Nothing may be dropped or altered: reproduce all the data.
====== DATASET CONTENT ======
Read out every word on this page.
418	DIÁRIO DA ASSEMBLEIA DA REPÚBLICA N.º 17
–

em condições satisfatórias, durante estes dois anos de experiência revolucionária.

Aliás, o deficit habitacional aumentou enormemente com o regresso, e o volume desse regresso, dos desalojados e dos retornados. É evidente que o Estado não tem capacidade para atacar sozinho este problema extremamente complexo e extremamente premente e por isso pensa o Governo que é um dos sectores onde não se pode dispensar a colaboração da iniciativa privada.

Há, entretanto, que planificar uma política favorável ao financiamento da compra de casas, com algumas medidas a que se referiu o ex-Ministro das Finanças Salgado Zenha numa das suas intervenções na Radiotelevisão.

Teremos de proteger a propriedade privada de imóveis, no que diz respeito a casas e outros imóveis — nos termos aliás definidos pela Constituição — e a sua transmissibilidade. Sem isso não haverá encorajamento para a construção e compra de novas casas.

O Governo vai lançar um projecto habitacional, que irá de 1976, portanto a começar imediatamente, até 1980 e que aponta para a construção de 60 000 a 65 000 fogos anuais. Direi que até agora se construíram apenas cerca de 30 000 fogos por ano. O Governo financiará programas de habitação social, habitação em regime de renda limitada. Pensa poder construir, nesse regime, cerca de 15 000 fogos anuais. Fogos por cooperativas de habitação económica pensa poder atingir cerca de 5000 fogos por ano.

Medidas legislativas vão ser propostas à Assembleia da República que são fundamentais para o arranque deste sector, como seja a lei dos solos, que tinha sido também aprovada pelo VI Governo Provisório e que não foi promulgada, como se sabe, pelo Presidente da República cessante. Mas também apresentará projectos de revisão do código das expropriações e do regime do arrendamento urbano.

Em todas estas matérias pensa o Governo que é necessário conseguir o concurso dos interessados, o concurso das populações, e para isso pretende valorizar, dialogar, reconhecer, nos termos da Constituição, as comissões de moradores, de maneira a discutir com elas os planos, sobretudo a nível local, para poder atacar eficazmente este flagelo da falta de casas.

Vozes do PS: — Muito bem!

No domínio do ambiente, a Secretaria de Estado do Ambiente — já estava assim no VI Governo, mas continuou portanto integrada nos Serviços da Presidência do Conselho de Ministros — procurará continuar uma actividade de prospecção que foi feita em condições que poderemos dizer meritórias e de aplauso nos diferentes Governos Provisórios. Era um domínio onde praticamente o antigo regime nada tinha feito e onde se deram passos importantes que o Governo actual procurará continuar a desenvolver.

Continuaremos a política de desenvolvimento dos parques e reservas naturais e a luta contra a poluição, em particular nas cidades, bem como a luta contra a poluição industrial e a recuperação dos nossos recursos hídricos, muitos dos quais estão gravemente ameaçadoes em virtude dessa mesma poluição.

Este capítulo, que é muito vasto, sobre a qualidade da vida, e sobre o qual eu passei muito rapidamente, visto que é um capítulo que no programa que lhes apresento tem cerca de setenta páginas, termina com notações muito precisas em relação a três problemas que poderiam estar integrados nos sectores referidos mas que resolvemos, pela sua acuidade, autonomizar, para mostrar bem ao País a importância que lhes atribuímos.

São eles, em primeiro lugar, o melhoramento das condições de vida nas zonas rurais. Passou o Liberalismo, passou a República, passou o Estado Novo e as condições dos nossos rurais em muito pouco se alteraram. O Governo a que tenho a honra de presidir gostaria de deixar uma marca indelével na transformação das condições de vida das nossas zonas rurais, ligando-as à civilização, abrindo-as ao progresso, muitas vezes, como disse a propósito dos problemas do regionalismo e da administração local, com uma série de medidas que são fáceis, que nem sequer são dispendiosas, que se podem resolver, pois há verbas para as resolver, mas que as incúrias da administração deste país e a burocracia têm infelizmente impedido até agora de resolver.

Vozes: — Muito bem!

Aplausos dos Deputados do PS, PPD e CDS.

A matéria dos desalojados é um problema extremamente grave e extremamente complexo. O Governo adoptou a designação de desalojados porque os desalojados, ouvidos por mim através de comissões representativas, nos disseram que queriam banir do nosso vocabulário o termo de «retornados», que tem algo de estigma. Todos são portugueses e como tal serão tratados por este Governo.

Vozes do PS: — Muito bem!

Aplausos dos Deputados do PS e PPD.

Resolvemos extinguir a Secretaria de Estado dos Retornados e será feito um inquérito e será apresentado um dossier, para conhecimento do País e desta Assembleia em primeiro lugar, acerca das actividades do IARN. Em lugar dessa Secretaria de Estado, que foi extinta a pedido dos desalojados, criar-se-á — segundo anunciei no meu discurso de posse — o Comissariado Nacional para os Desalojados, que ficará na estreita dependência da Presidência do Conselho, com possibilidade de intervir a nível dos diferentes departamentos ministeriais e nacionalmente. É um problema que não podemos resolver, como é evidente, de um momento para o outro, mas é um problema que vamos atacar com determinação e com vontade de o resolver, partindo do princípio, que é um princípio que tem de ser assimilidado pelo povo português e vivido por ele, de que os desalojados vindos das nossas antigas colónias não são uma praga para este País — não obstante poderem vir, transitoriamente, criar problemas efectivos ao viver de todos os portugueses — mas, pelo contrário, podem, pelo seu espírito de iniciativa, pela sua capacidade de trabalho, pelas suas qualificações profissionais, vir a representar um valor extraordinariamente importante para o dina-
======
- RESULT FOR THIS TASK
Read out every word on this page.
418	DIÁRIO DA ASSEMBLEIA DA REPÚBLICA N.º 17
–

em condições satisfatórias, durante estes dois anos de experiência revolucionária.

Aliás, o deficit habitacional aumentou enormemente com o regresso, e o volume desse regresso, dos desalojados e dos retornados. É evidente que o Estado não tem capacidade para atacar sozinho este problema extremamente complexo e extremamente premente e por isso pensa o Governo que é um dos sectores onde não se pode dispensar a colaboração da iniciativa privada.

Há, entretanto, que planificar uma política favorável ao financiamento da compra de casas, com algumas medidas a que se referiu o ex-Ministro das Finanças Salgado Zenha numa das suas intervenções na Radiotelevisão.

Teremos de proteger a propriedade privada de imóveis, no que diz respeito a casas e outros imóveis — nos termos aliás definidos pela Constituição — e a sua transmissibilidade. Sem isso não haverá encorajamento para a construção e compra de novas casas.

O Governo vai lançar um projecto habitacional, que irá de 1976, portanto a começar imediatamente, até 1980 e que aponta para a construção de 60 000 a 65 000 fogos anuais. Direi que até agora se construíram apenas cerca de 30 000 fogos por ano. O Governo financiará programas de habitação social, habitação em regime de renda limitada. Pensa poder construir, nesse regime, cerca de 15 000 fogos anuais. Fogos por cooperativas de habitação económica pensa poder atingir cerca de 5000 fogos por ano.

Medidas legislativas vão ser propostas à Assembleia da República que são fundamentais para o arranque deste sector, como seja a lei dos solos, que tinha sido também aprovada pelo VI Governo Provisório e que não foi promulgada, como se sabe, pelo Presidente da República cessante. Mas também apresentará projectos de revisão do código das expropriações e do regime do arrendamento urbano.

Em todas estas matérias pensa o Governo que é necessário conseguir o concurso dos interessados, o concurso das populações, e para isso pretende valorizar, dialogar, reconhecer, nos termos da Constituição, as comissões de moradores, de maneira a discutir com elas os planos, sobretudo a nível local, para poder atacar eficazmente este flagelo da falta de casas.

Vozes do PS: — Muito bem!

No domínio do ambiente, a Secretaria de Estado do Ambiente — já estava assim no VI Governo, mas continuou portanto integrada nos Serviços da Presidência do Conselho de Ministros — procurará continuar uma actividade de prospecção que foi feita em condições que poderemos dizer meritórias e de aplauso nos diferentes Governos Provisórios. Era um domínio onde praticamente o antigo regime nada tinha feito e onde se deram passos importantes que o Governo actual procurará continuar a desenvolver.

Continuaremos a política de desenvolvimento dos parques e reservas naturais e a luta contra a poluição, em particular nas cidades, bem como a luta contra a poluição industrial e a recuperação dos nossos recursos hídricos, muitos dos quais estão gravemente ameaçadoes em virtude dessa mesma poluição.

Este capítulo, que é muito vasto, sobre a qualidade da vida, e sobre o qual eu passei muito rapidamente, visto que é um capítulo que no programa que lhes apresento tem cerca de setenta páginas, termina com notações muito precisas em relação a três problemas que poderiam estar integrados nos sectores referidos mas que resolvemos, pela sua acuidade, autonomizar, para mostrar bem ao País a importância que lhes atribuímos.

São eles, em primeiro lugar, o melhoramento das condições de vida nas zonas rurais. Passou o Liberalismo, passou a República, passou o Estado Novo e as condições dos nossos rurais em muito pouco se alteraram. O Governo a que tenho a honra de presidir gostaria de deixar uma marca indelével na transformação das condições de vida das nossas zonas rurais, ligando-as à civilização, abrindo-as ao progresso, muitas vezes, como disse a propósito dos problemas do regionalismo e da administração local, com uma série de medidas que são fáceis, que nem sequer são dispendiosas, que se podem resolver, pois há verbas para as resolver, mas que as incúrias da administração deste país e a burocracia têm infelizmente impedido até agora de resolver.

Vozes: — Muito bem!

Aplausos dos Deputados do PS, PPD e CDS.

A matéria dos desalojados é um problema extremamente grave e extremamente complexo. O Governo adoptou a designação de desalojados porque os desalojados, ouvidos por mim através de comissões representativas, nos disseram que queriam banir do nosso vocabulário o termo de «retornados», que tem algo de estigma. Todos são portugueses e como tal serão tratados por este Governo.

Vozes do PS: — Muito bem!

Aplausos dos Deputados do PS e PPD.

Resolvemos extinguir a Secretaria de Estado dos Retornados e será feito um inquérito e será apresentado um dossier, para conhecimento do País e desta Assembleia em primeiro lugar, acerca das actividades do IARN. Em lugar dessa Secretaria de Estado, que foi extinta a pedido dos desalojados, criar-se-á — segundo anunciei no meu discurso de posse — o Comissariado Nacional para os Desalojados, que ficará na estreita dependência da Presidência do Conselho, com possibilidade de intervir a nível dos diferentes departamentos ministeriais e nacionalmente. É um problema que não podemos resolver, como é evidente, de um momento para o outro, mas é um problema que vamos atacar com determinação e com vontade de o resolver, partindo do princípio, que é um princípio que tem de ser assimilidado pelo povo português e vivido por ele, de que os desalojados vindos das nossas antigas colónias não são uma praga para este País — não obstante poderem vir, transitoriamente, criar problemas efectivos ao viver de todos os portugueses — mas, pelo contrário, podem, pelo seu espírito de iniciativa, pela sua capacidade de trabalho, pelas suas qualificações profissionais, vir a representar um valor extraordinariamente importante para o dina-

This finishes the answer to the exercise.